* [STATED TASK] Search the listing below for the word "from" and copy each line that holds it.

## START DATA SUPPLIED

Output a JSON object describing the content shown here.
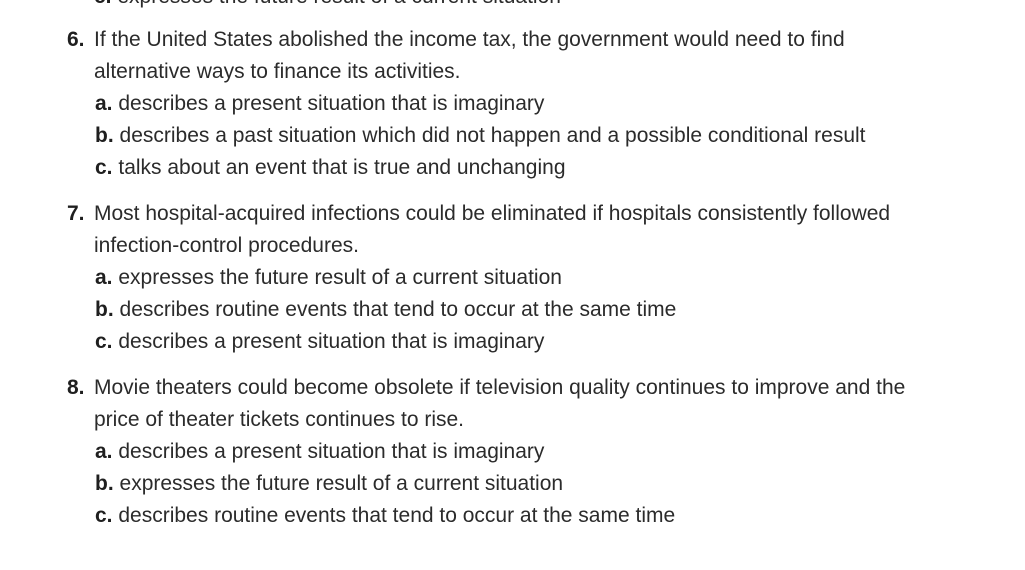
{
  "cut_off_line": {
    "label": "c.",
    "text": "expresses the future result of a current situation"
  },
  "questions": [
    {
      "number": "6.",
      "lines": [
        "If the United States abolished the income tax, the government would need to find",
        "alternative ways to finance its activities."
      ],
      "options": [
        {
          "label": "a.",
          "text": "describes a present situation that is imaginary"
        },
        {
          "label": "b.",
          "text": "describes a past situation which did not happen and a possible conditional result"
        },
        {
          "label": "c.",
          "text": "talks about an event that is true and unchanging"
        }
      ]
    },
    {
      "number": "7.",
      "lines": [
        "Most hospital-acquired infections could be eliminated if hospitals consistently followed",
        "infection-control procedures."
      ],
      "options": [
        {
          "label": "a.",
          "text": "expresses the future result of a current situation"
        },
        {
          "label": "b.",
          "text": "describes routine events that tend to occur at the same time"
        },
        {
          "label": "c.",
          "text": "describes a present situation that is imaginary"
        }
      ]
    },
    {
      "number": "8.",
      "lines": [
        "Movie theaters could become obsolete if television quality continues to improve and the",
        "price of theater tickets continues to rise."
      ],
      "options": [
        {
          "label": "a.",
          "text": "describes a present situation that is imaginary"
        },
        {
          "label": "b.",
          "text": "expresses the future result of a current situation"
        },
        {
          "label": "c.",
          "text": "describes routine events that tend to occur at the same time"
        }
      ]
    }
  ]
}
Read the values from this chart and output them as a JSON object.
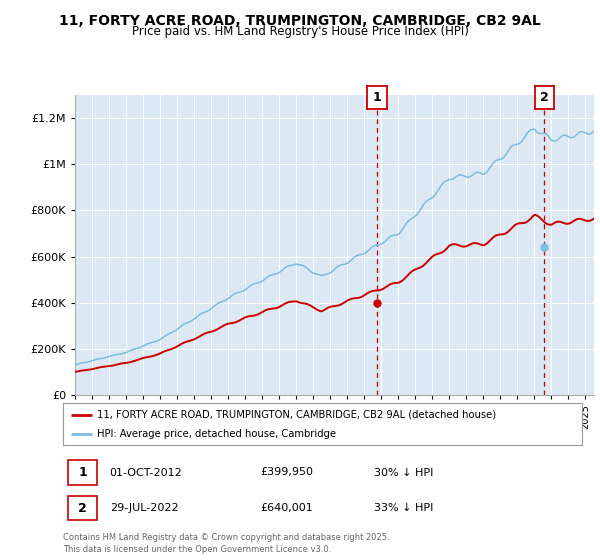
{
  "title_line1": "11, FORTY ACRE ROAD, TRUMPINGTON, CAMBRIDGE, CB2 9AL",
  "title_line2": "Price paid vs. HM Land Registry's House Price Index (HPI)",
  "ytick_values": [
    0,
    200000,
    400000,
    600000,
    800000,
    1000000,
    1200000
  ],
  "ytick_labels": [
    "£0",
    "£200K",
    "£400K",
    "£600K",
    "£800K",
    "£1M",
    "£1.2M"
  ],
  "ylim": [
    0,
    1300000
  ],
  "xlim_start": 1995,
  "xlim_end": 2025.5,
  "hpi_color": "#7bbce0",
  "price_color": "#cc0000",
  "bg_color": "#dce9f5",
  "sale1_date": 2012.75,
  "sale1_price": 399950,
  "sale2_date": 2022.58,
  "sale2_price": 640001,
  "legend_label1": "11, FORTY ACRE ROAD, TRUMPINGTON, CAMBRIDGE, CB2 9AL (detached house)",
  "legend_label2": "HPI: Average price, detached house, Cambridge",
  "annot1_label": "1",
  "annot1_date": "01-OCT-2012",
  "annot1_price": "£399,950",
  "annot1_hpi": "30% ↓ HPI",
  "annot2_label": "2",
  "annot2_date": "29-JUL-2022",
  "annot2_price": "£640,001",
  "annot2_hpi": "33% ↓ HPI",
  "footer": "Contains HM Land Registry data © Crown copyright and database right 2025.\nThis data is licensed under the Open Government Licence v3.0."
}
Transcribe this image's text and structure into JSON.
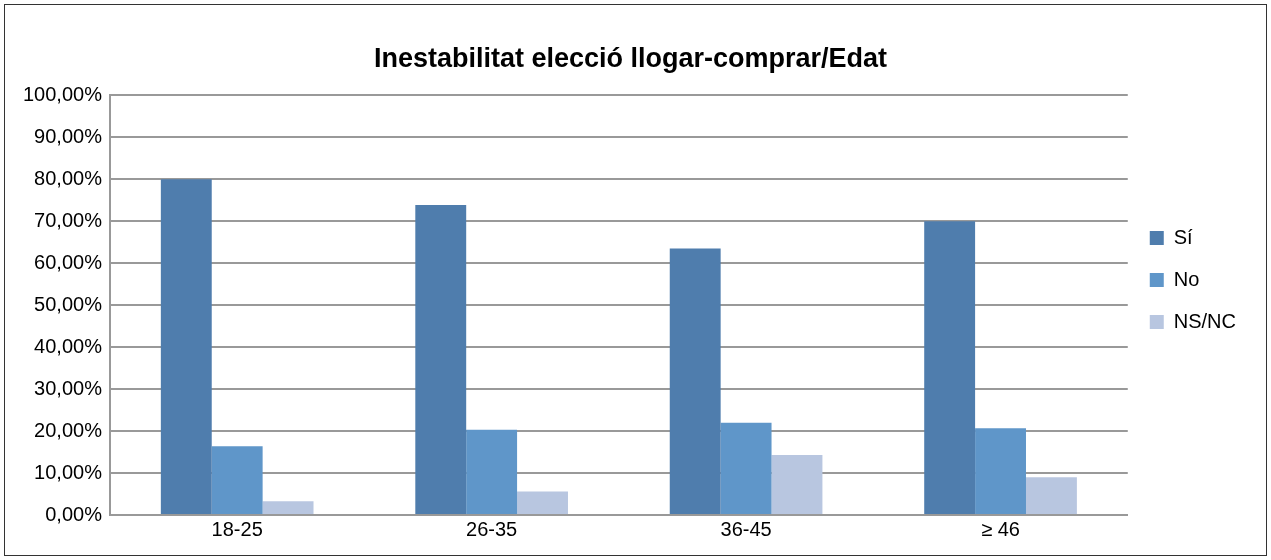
{
  "chart_data": {
    "type": "bar",
    "title": "Inestabilitat elecció llogar-comprar/Edat",
    "categories": [
      "18-25",
      "26-35",
      "36-45",
      "≥ 46"
    ],
    "series": [
      {
        "name": "Sí",
        "color": "#4f7dad",
        "values": [
          80.0,
          73.9,
          63.5,
          70.0
        ]
      },
      {
        "name": "No",
        "color": "#5f96c9",
        "values": [
          16.4,
          20.3,
          22.0,
          20.7
        ]
      },
      {
        "name": "NS/NC",
        "color": "#b8c6e0",
        "values": [
          3.3,
          5.6,
          14.3,
          9.0
        ]
      }
    ],
    "ylim": [
      0,
      100
    ],
    "yticks": [
      {
        "value": 0,
        "label": "0,00%"
      },
      {
        "value": 10,
        "label": "10,00%"
      },
      {
        "value": 20,
        "label": "20,00%"
      },
      {
        "value": 30,
        "label": "30,00%"
      },
      {
        "value": 40,
        "label": "40,00%"
      },
      {
        "value": 50,
        "label": "50,00%"
      },
      {
        "value": 60,
        "label": "60,00%"
      },
      {
        "value": 70,
        "label": "70,00%"
      },
      {
        "value": 80,
        "label": "80,00%"
      },
      {
        "value": 90,
        "label": "90,00%"
      },
      {
        "value": 100,
        "label": "100,00%"
      }
    ],
    "grid": "y",
    "legend": "right"
  }
}
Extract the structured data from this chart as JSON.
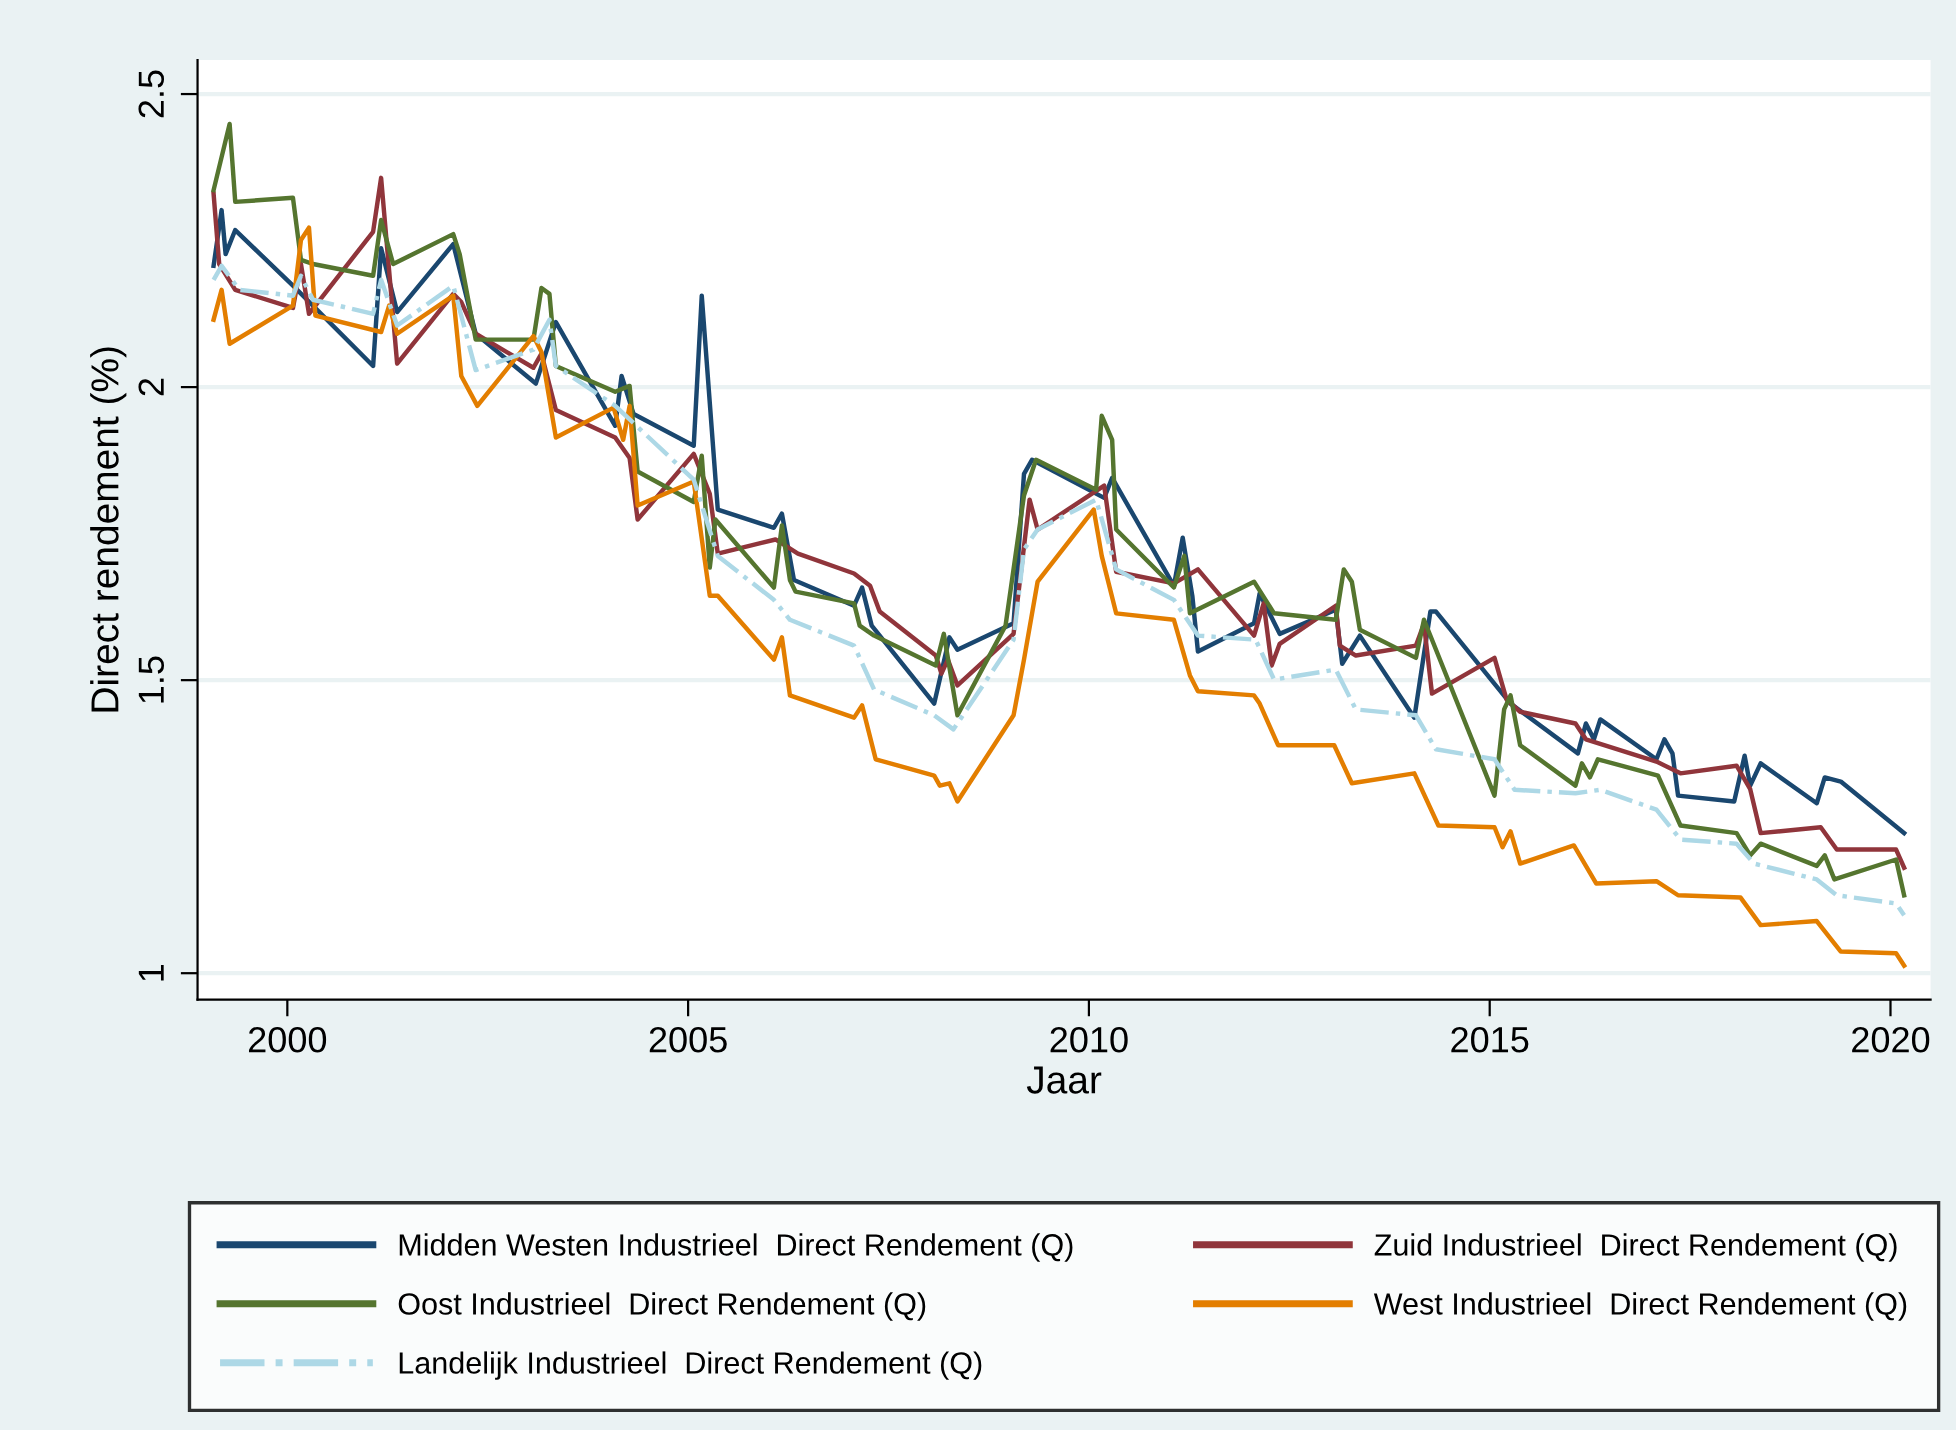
{
  "chart_data": {
    "type": "line",
    "xlabel": "Jaar",
    "ylabel": "Direct rendement (%)",
    "xlim": [
      1998.88,
      2020.5
    ],
    "xticks": [
      2000,
      2005,
      2010,
      2015,
      2020
    ],
    "ylim": [
      0.955,
      2.558
    ],
    "yticks": [
      1,
      1.5,
      2,
      2.5
    ],
    "grid": "y",
    "legend": "bottom",
    "marker": "none",
    "series": [
      {
        "name": "Midden Westen Industrieel  Direct Rendement (Q)",
        "color": "#1a476f",
        "line_style": "solid",
        "x": [
          1999.08,
          1999.18,
          1999.23,
          1999.35,
          2000.07,
          2001.07,
          2001.17,
          2001.37,
          2002.07,
          2002.35,
          2003.1,
          2003.35,
          2004.09,
          2004.17,
          2004.32,
          2005.07,
          2005.17,
          2005.37,
          2006.07,
          2006.17,
          2006.32,
          2007.07,
          2007.17,
          2007.29,
          2008.07,
          2008.26,
          2008.36,
          2009.06,
          2009.19,
          2009.29,
          2010.19,
          2010.29,
          2011.06,
          2011.17,
          2011.29,
          2011.36,
          2012.06,
          2012.13,
          2012.38,
          2013.08,
          2013.16,
          2013.38,
          2014.06,
          2014.26,
          2014.33,
          2015.26,
          2016.1,
          2016.2,
          2016.3,
          2016.38,
          2017.08,
          2017.18,
          2017.28,
          2017.35,
          2018.05,
          2018.18,
          2018.25,
          2018.38,
          2019.08,
          2019.18,
          2019.38,
          2020.17
        ],
        "values": [
          2.207,
          2.302,
          2.227,
          2.268,
          2.173,
          2.036,
          2.237,
          2.128,
          2.244,
          2.091,
          2.006,
          2.111,
          1.934,
          2.019,
          1.954,
          1.9,
          2.156,
          1.791,
          1.76,
          1.784,
          1.671,
          1.627,
          1.658,
          1.593,
          1.46,
          1.573,
          1.552,
          1.597,
          1.852,
          1.876,
          1.811,
          1.845,
          1.661,
          1.743,
          1.644,
          1.549,
          1.597,
          1.648,
          1.579,
          1.62,
          1.528,
          1.576,
          1.436,
          1.617,
          1.617,
          1.46,
          1.375,
          1.426,
          1.399,
          1.433,
          1.365,
          1.399,
          1.375,
          1.303,
          1.293,
          1.371,
          1.32,
          1.358,
          1.29,
          1.334,
          1.327,
          1.239
        ]
      },
      {
        "name": "Zuid Industrieel  Direct Rendement (Q)",
        "color": "#90353b",
        "line_style": "solid",
        "x": [
          1999.08,
          1999.15,
          1999.35,
          2000.07,
          2000.17,
          2000.27,
          2001.07,
          2001.17,
          2001.37,
          2002.07,
          2002.17,
          2002.35,
          2003.07,
          2003.17,
          2003.35,
          2004.09,
          2004.27,
          2004.37,
          2005.07,
          2005.27,
          2005.37,
          2006.09,
          2006.37,
          2007.07,
          2007.27,
          2007.39,
          2008.09,
          2008.16,
          2008.24,
          2008.36,
          2009.06,
          2009.26,
          2009.36,
          2010.19,
          2010.34,
          2011.06,
          2011.36,
          2012.06,
          2012.18,
          2012.28,
          2012.38,
          2013.08,
          2013.13,
          2013.33,
          2014.08,
          2014.18,
          2014.28,
          2015.06,
          2015.21,
          2015.38,
          2016.07,
          2016.2,
          2017.08,
          2017.38,
          2018.08,
          2018.25,
          2018.38,
          2019.13,
          2019.33,
          2020.07,
          2020.17
        ],
        "values": [
          2.33,
          2.21,
          2.166,
          2.135,
          2.21,
          2.125,
          2.265,
          2.357,
          2.04,
          2.159,
          2.145,
          2.091,
          2.033,
          2.057,
          1.961,
          1.914,
          1.879,
          1.774,
          1.886,
          1.818,
          1.716,
          1.74,
          1.716,
          1.682,
          1.661,
          1.617,
          1.542,
          1.511,
          1.535,
          1.491,
          1.579,
          1.808,
          1.757,
          1.832,
          1.685,
          1.665,
          1.689,
          1.576,
          1.631,
          1.525,
          1.562,
          1.627,
          1.559,
          1.542,
          1.559,
          1.596,
          1.477,
          1.538,
          1.467,
          1.446,
          1.426,
          1.399,
          1.361,
          1.341,
          1.354,
          1.314,
          1.239,
          1.249,
          1.211,
          1.211,
          1.18
        ]
      },
      {
        "name": "Oost Industrieel  Direct Rendement (Q)",
        "color": "#55752f",
        "line_style": "solid",
        "x": [
          1999.08,
          1999.28,
          1999.35,
          2000.07,
          2000.17,
          2000.32,
          2001.07,
          2001.17,
          2001.32,
          2002.07,
          2002.15,
          2002.35,
          2003.07,
          2003.17,
          2003.27,
          2003.35,
          2004.09,
          2004.27,
          2004.37,
          2005.07,
          2005.17,
          2005.27,
          2005.34,
          2006.07,
          2006.17,
          2006.27,
          2006.34,
          2007.07,
          2007.14,
          2007.32,
          2008.09,
          2008.19,
          2008.36,
          2008.96,
          2009.19,
          2009.34,
          2010.09,
          2010.16,
          2010.29,
          2010.34,
          2011.06,
          2011.19,
          2011.26,
          2012.06,
          2012.31,
          2013.08,
          2013.18,
          2013.28,
          2013.38,
          2014.08,
          2014.18,
          2015.06,
          2015.18,
          2015.26,
          2015.38,
          2016.07,
          2016.15,
          2016.25,
          2016.35,
          2017.1,
          2017.38,
          2018.08,
          2018.25,
          2018.38,
          2019.08,
          2019.18,
          2019.3,
          2020.07,
          2020.17
        ],
        "values": [
          2.336,
          2.449,
          2.316,
          2.323,
          2.217,
          2.21,
          2.19,
          2.285,
          2.21,
          2.261,
          2.227,
          2.081,
          2.081,
          2.169,
          2.159,
          2.036,
          1.992,
          2.002,
          1.856,
          1.804,
          1.883,
          1.692,
          1.774,
          1.658,
          1.764,
          1.671,
          1.651,
          1.631,
          1.593,
          1.576,
          1.525,
          1.579,
          1.44,
          1.593,
          1.815,
          1.876,
          1.825,
          1.951,
          1.91,
          1.757,
          1.658,
          1.712,
          1.614,
          1.668,
          1.614,
          1.603,
          1.689,
          1.668,
          1.586,
          1.538,
          1.603,
          1.303,
          1.45,
          1.474,
          1.389,
          1.32,
          1.358,
          1.334,
          1.365,
          1.337,
          1.252,
          1.239,
          1.201,
          1.221,
          1.183,
          1.201,
          1.16,
          1.194,
          1.133
        ]
      },
      {
        "name": "West Industrieel  Direct Rendement (Q)",
        "color": "#e37e00",
        "line_style": "solid",
        "x": [
          1999.08,
          1999.18,
          1999.28,
          2000.07,
          2000.17,
          2000.27,
          2000.35,
          2001.17,
          2001.27,
          2001.37,
          2002.07,
          2002.17,
          2002.37,
          2003.07,
          2003.17,
          2003.35,
          2004.07,
          2004.19,
          2004.27,
          2004.37,
          2005.07,
          2005.27,
          2005.37,
          2006.07,
          2006.17,
          2006.27,
          2007.07,
          2007.17,
          2007.34,
          2008.07,
          2008.14,
          2008.26,
          2008.36,
          2009.06,
          2009.19,
          2009.36,
          2010.06,
          2010.16,
          2010.34,
          2011.06,
          2011.26,
          2011.36,
          2012.06,
          2012.13,
          2012.36,
          2013.06,
          2013.28,
          2014.06,
          2014.36,
          2015.06,
          2015.16,
          2015.26,
          2015.38,
          2016.05,
          2016.33,
          2017.08,
          2017.35,
          2018.13,
          2018.38,
          2019.08,
          2019.38,
          2020.07,
          2020.17
        ],
        "values": [
          2.115,
          2.166,
          2.074,
          2.139,
          2.251,
          2.272,
          2.122,
          2.094,
          2.139,
          2.091,
          2.156,
          2.019,
          1.968,
          2.087,
          2.06,
          1.914,
          1.965,
          1.91,
          1.968,
          1.798,
          1.839,
          1.644,
          1.644,
          1.535,
          1.573,
          1.474,
          1.436,
          1.457,
          1.365,
          1.337,
          1.32,
          1.324,
          1.293,
          1.44,
          1.535,
          1.668,
          1.791,
          1.712,
          1.614,
          1.603,
          1.508,
          1.481,
          1.474,
          1.46,
          1.389,
          1.389,
          1.324,
          1.341,
          1.252,
          1.249,
          1.215,
          1.242,
          1.187,
          1.218,
          1.153,
          1.157,
          1.133,
          1.129,
          1.082,
          1.089,
          1.037,
          1.034,
          1.013
        ]
      },
      {
        "name": "Landelijk Industrieel  Direct Rendement (Q)",
        "color": "#add8e6",
        "line_style": "dashdot",
        "x": [
          1999.08,
          1999.18,
          1999.4,
          2000.07,
          2000.17,
          2000.32,
          2001.07,
          2001.17,
          2001.37,
          2002.07,
          2002.35,
          2003.07,
          2003.27,
          2003.35,
          2004.09,
          2005.07,
          2005.37,
          2006.07,
          2006.27,
          2007.07,
          2007.32,
          2008.07,
          2008.31,
          2009.06,
          2009.19,
          2009.36,
          2010.09,
          2010.34,
          2011.06,
          2011.36,
          2012.08,
          2012.31,
          2013.08,
          2013.33,
          2014.08,
          2014.33,
          2015.06,
          2015.31,
          2016.07,
          2016.38,
          2017.08,
          2017.38,
          2018.08,
          2018.3,
          2019.08,
          2019.33,
          2020.07,
          2020.17
        ],
        "values": [
          2.183,
          2.207,
          2.166,
          2.156,
          2.19,
          2.149,
          2.125,
          2.183,
          2.105,
          2.173,
          2.029,
          2.064,
          2.115,
          2.036,
          1.968,
          1.842,
          1.712,
          1.637,
          1.603,
          1.559,
          1.484,
          1.44,
          1.416,
          1.569,
          1.723,
          1.757,
          1.808,
          1.689,
          1.637,
          1.576,
          1.569,
          1.501,
          1.518,
          1.45,
          1.44,
          1.382,
          1.365,
          1.313,
          1.307,
          1.313,
          1.279,
          1.228,
          1.221,
          1.187,
          1.16,
          1.133,
          1.119,
          1.099
        ]
      }
    ]
  }
}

## END DATA SUPPLIED

* [TASK ANSWER]
Read the values from this chart and output them as a JSON object.
Extract the structured data from this chart as JSON.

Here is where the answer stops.